## BEGIN Supplied records

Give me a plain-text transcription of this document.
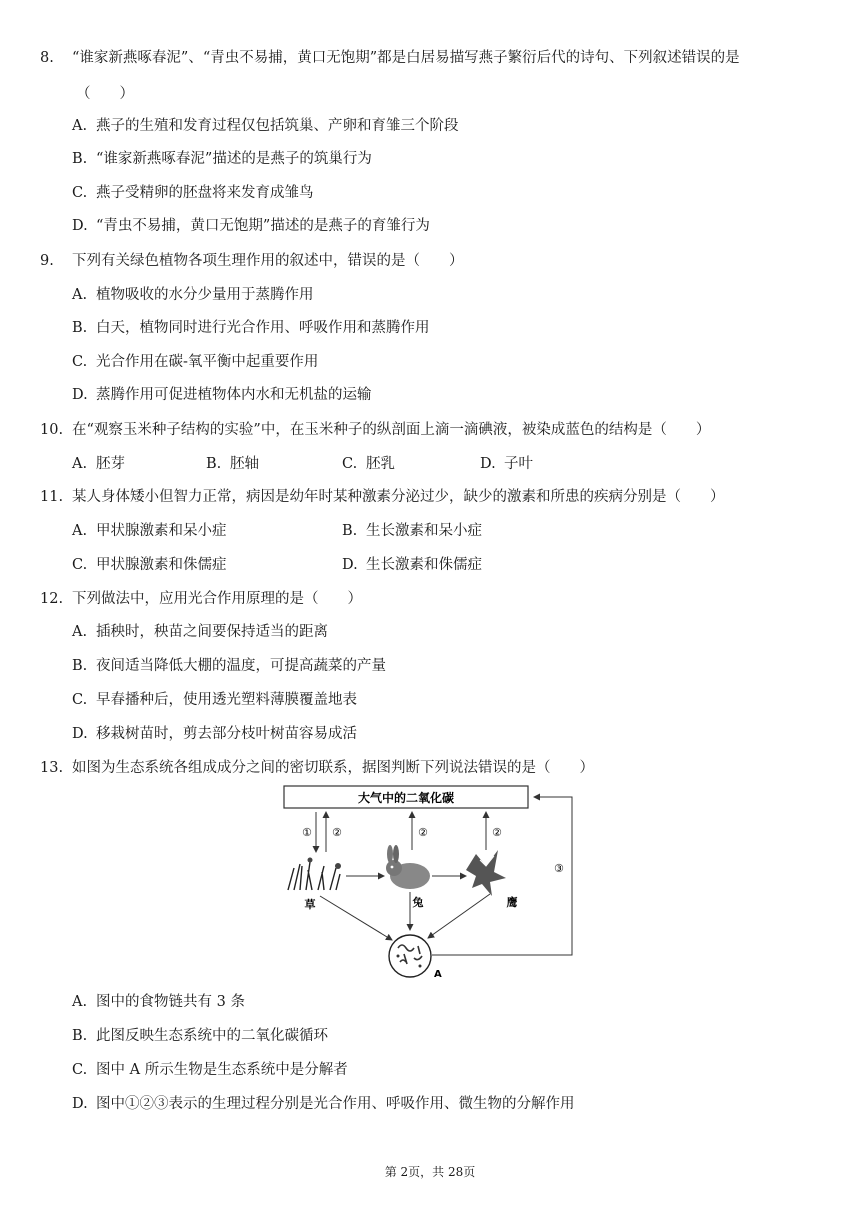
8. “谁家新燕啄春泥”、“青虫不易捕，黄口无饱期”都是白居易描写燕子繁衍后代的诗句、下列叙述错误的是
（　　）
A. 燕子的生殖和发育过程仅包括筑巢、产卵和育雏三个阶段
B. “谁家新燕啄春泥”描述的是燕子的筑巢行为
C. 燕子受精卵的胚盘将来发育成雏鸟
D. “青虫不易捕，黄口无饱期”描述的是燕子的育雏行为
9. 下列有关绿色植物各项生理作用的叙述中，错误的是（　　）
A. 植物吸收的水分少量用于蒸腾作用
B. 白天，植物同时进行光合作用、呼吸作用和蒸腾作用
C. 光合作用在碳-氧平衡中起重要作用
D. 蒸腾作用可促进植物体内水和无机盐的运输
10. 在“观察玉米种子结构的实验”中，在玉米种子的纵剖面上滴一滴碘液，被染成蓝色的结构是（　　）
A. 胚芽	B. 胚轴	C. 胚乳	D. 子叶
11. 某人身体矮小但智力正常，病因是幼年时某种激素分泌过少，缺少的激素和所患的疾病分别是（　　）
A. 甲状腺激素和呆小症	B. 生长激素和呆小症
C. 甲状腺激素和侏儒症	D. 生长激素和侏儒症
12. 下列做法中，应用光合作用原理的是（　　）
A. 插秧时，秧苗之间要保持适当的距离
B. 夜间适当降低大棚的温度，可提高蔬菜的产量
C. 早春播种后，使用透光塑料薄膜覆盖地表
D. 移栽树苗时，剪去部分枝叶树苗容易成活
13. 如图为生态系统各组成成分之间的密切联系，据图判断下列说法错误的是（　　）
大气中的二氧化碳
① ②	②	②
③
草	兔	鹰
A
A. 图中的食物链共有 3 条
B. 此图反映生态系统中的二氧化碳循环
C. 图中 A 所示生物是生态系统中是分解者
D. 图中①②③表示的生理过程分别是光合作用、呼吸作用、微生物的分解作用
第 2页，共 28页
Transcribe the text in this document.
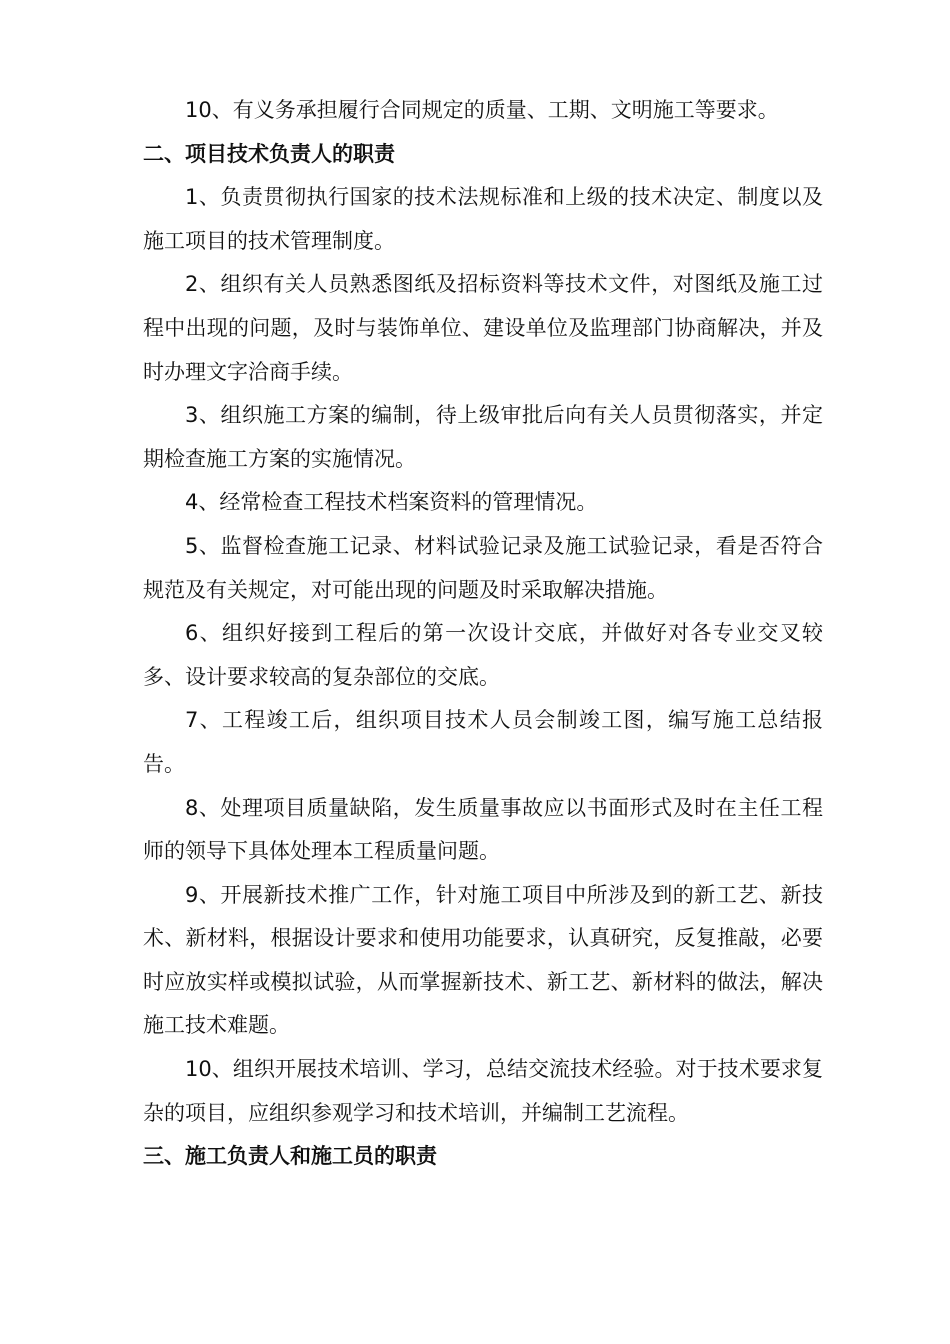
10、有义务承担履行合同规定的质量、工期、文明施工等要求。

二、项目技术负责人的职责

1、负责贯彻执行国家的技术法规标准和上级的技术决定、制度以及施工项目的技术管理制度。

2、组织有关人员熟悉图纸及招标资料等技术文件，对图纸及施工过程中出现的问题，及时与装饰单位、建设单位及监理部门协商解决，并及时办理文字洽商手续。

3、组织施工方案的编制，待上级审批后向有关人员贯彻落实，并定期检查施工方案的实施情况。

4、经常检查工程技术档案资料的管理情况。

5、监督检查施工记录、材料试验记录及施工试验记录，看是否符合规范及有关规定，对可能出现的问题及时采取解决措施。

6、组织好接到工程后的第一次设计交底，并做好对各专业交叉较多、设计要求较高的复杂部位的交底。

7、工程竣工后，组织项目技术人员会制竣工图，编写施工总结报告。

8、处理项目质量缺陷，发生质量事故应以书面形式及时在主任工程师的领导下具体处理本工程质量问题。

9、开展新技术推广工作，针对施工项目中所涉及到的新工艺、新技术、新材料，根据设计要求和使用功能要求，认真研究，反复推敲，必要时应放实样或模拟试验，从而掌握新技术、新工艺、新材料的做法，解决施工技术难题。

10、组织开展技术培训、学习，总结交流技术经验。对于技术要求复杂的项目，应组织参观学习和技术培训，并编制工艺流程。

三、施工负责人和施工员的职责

## END Supplied records
## BEGIN Supplied records

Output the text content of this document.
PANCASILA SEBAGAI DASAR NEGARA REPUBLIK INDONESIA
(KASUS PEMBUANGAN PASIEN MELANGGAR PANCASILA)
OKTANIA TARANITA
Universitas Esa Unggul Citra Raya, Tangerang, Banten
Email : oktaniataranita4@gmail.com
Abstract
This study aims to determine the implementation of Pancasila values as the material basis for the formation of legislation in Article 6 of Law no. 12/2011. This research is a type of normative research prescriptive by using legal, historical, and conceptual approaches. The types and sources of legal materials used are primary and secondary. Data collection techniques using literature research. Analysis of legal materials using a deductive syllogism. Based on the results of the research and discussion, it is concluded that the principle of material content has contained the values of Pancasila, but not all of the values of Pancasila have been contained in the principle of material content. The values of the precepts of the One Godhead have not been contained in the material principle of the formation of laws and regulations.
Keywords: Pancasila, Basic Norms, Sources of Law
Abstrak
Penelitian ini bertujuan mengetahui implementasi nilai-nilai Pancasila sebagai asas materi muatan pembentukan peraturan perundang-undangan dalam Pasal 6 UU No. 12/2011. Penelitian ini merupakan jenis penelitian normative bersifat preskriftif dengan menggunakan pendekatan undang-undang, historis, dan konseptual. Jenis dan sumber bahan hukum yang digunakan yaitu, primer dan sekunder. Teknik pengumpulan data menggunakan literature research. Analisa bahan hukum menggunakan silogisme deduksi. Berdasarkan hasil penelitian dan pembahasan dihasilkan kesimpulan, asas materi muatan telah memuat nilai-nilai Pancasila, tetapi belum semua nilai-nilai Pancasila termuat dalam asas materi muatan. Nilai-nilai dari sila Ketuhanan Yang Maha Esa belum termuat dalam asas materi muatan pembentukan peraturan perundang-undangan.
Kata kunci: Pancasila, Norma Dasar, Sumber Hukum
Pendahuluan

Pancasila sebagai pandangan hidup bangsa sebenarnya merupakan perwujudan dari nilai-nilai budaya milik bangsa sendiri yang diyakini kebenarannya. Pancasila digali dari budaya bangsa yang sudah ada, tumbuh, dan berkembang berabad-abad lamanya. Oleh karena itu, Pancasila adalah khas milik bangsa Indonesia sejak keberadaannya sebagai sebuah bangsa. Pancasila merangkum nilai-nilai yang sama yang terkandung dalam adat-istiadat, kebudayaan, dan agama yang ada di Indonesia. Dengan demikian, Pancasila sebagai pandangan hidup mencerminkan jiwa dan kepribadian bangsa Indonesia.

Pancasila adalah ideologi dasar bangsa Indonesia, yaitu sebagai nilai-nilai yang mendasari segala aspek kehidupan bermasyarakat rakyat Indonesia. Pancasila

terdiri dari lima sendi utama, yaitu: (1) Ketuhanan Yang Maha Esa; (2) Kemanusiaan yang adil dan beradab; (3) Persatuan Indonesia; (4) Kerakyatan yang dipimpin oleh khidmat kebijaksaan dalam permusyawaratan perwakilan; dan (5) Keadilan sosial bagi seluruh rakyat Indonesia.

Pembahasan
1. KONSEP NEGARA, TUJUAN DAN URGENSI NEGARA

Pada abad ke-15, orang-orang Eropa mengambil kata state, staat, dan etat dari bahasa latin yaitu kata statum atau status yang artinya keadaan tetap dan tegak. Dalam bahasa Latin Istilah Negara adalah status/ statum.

## END Supplied records
## BEGIN Supplied records

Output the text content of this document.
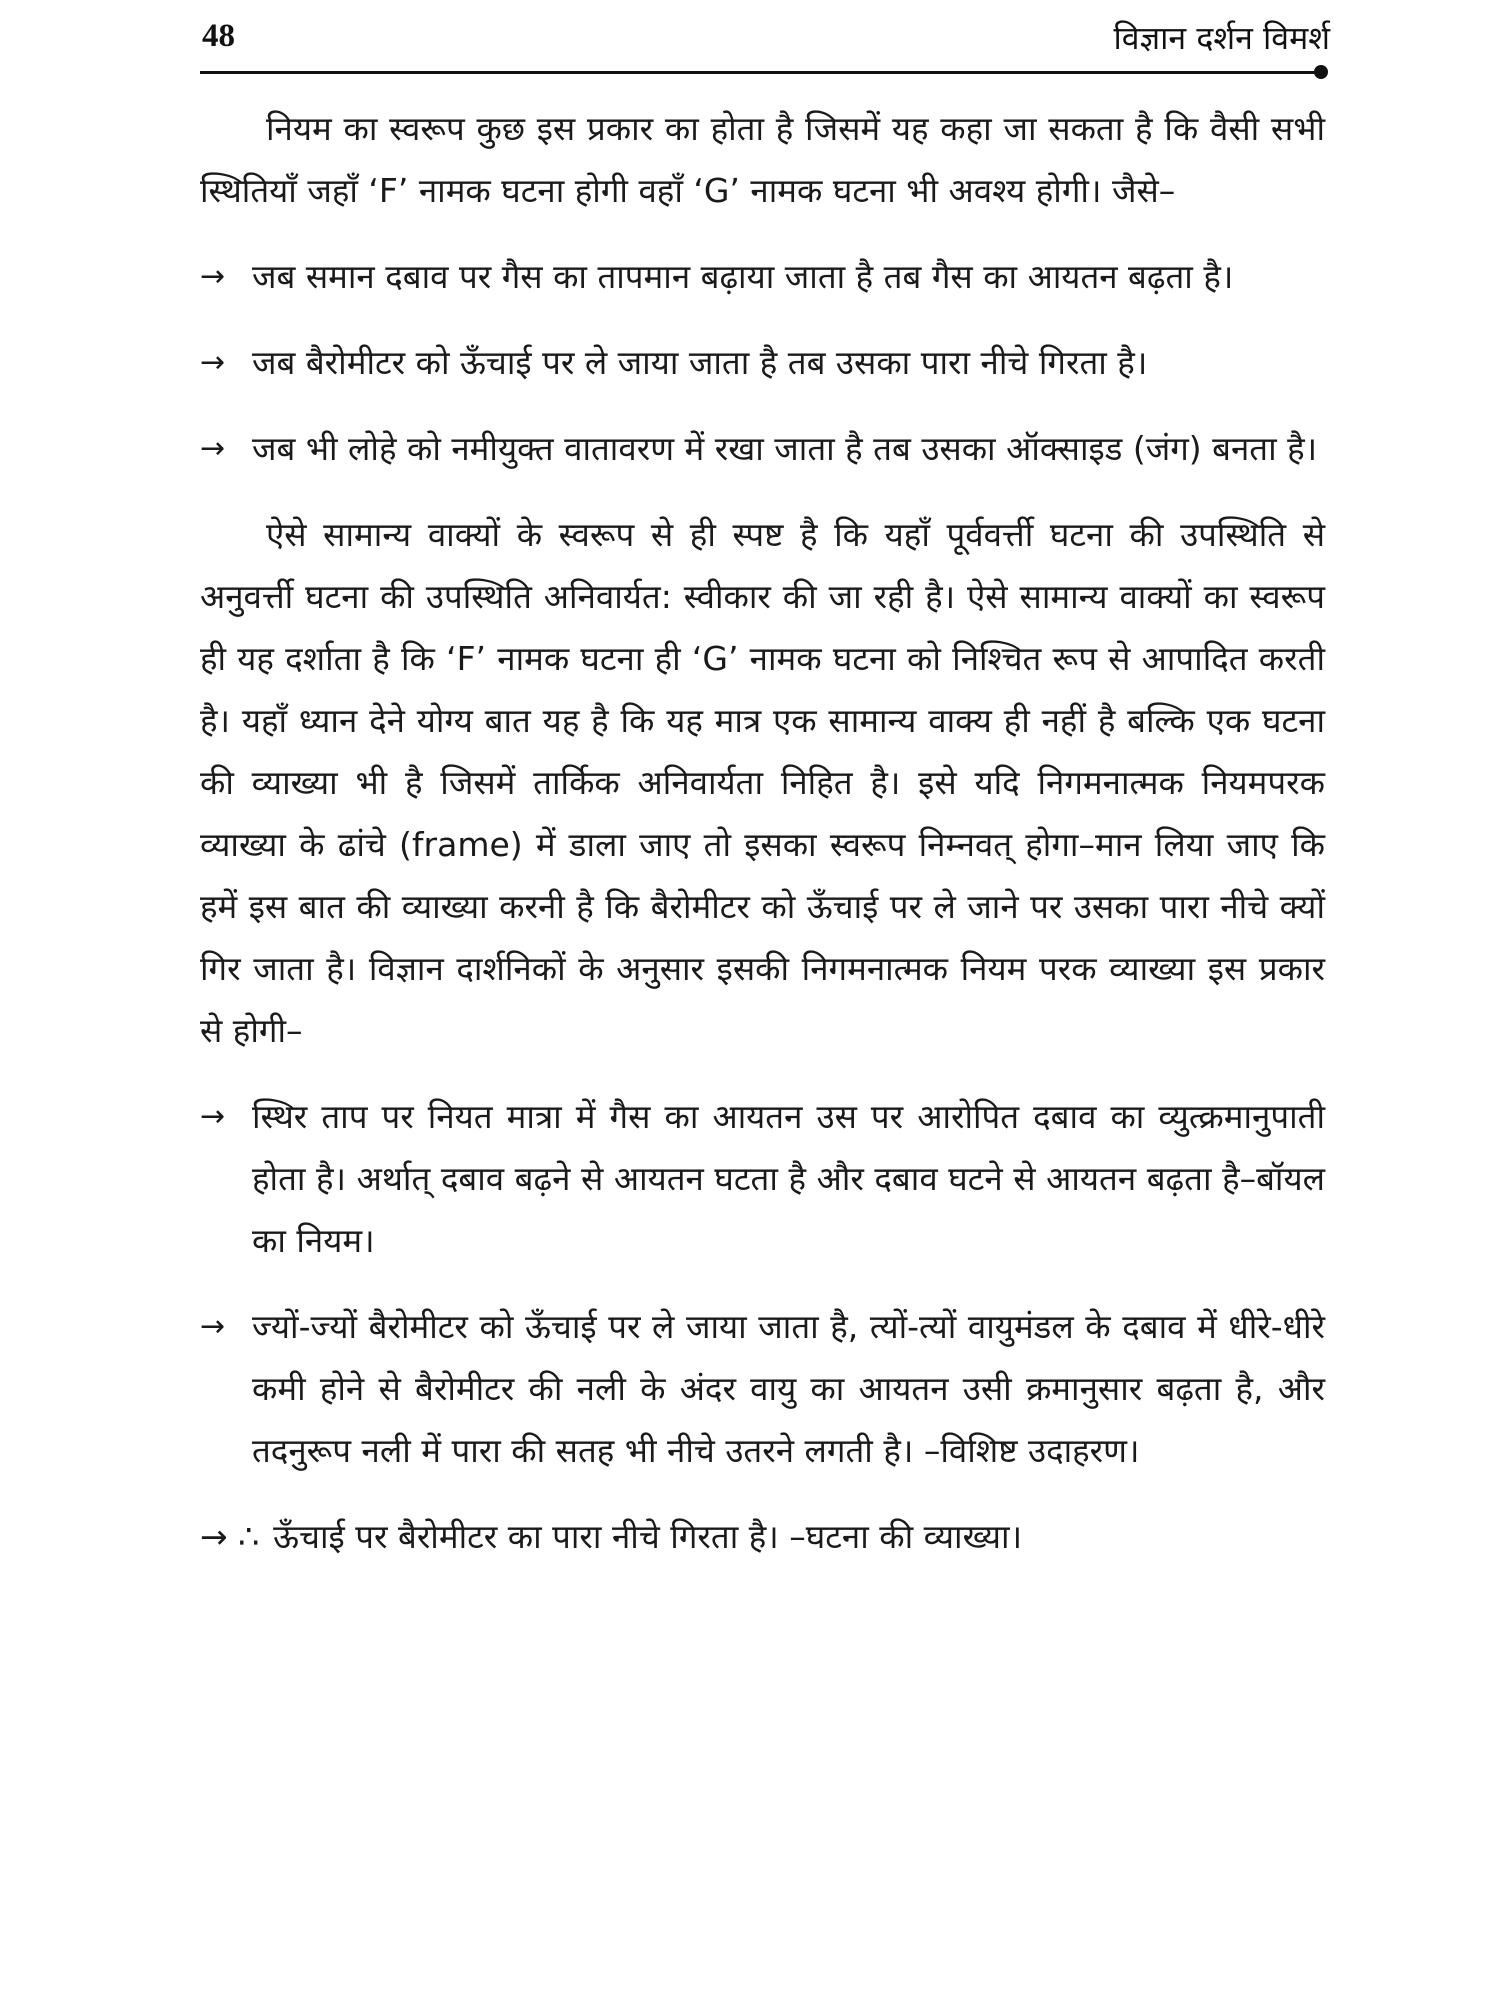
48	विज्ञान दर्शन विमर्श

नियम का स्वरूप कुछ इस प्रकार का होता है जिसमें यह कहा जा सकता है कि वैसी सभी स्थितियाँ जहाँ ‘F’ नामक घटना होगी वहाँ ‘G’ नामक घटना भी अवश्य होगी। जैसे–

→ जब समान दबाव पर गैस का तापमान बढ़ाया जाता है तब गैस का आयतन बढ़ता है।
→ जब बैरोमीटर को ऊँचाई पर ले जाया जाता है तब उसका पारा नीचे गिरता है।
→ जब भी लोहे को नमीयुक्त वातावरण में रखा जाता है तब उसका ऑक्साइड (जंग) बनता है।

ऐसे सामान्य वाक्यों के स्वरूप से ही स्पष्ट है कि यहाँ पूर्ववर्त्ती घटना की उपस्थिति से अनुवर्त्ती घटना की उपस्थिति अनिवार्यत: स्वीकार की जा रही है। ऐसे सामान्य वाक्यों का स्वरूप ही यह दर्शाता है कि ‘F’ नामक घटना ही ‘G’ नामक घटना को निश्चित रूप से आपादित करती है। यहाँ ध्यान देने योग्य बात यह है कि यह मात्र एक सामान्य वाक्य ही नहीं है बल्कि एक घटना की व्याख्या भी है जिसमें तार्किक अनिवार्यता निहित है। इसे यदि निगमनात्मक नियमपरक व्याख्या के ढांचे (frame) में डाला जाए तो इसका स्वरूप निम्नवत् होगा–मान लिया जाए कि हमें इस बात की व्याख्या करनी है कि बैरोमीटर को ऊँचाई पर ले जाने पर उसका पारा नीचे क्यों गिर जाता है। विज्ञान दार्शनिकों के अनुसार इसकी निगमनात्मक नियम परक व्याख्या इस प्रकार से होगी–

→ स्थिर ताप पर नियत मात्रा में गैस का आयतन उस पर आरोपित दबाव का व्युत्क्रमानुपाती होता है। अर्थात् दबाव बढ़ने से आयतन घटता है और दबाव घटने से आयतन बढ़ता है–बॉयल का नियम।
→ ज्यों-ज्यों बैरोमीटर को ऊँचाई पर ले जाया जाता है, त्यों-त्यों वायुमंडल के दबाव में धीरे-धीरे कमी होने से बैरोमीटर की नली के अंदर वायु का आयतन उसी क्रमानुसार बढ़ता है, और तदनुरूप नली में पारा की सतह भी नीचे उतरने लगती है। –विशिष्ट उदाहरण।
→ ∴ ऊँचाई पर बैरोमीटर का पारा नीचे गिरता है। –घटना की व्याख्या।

## END Supplied records

» **What the task requires**
Only the number should be given: how many lines of the data contain the word "text"?

» **Output below**
4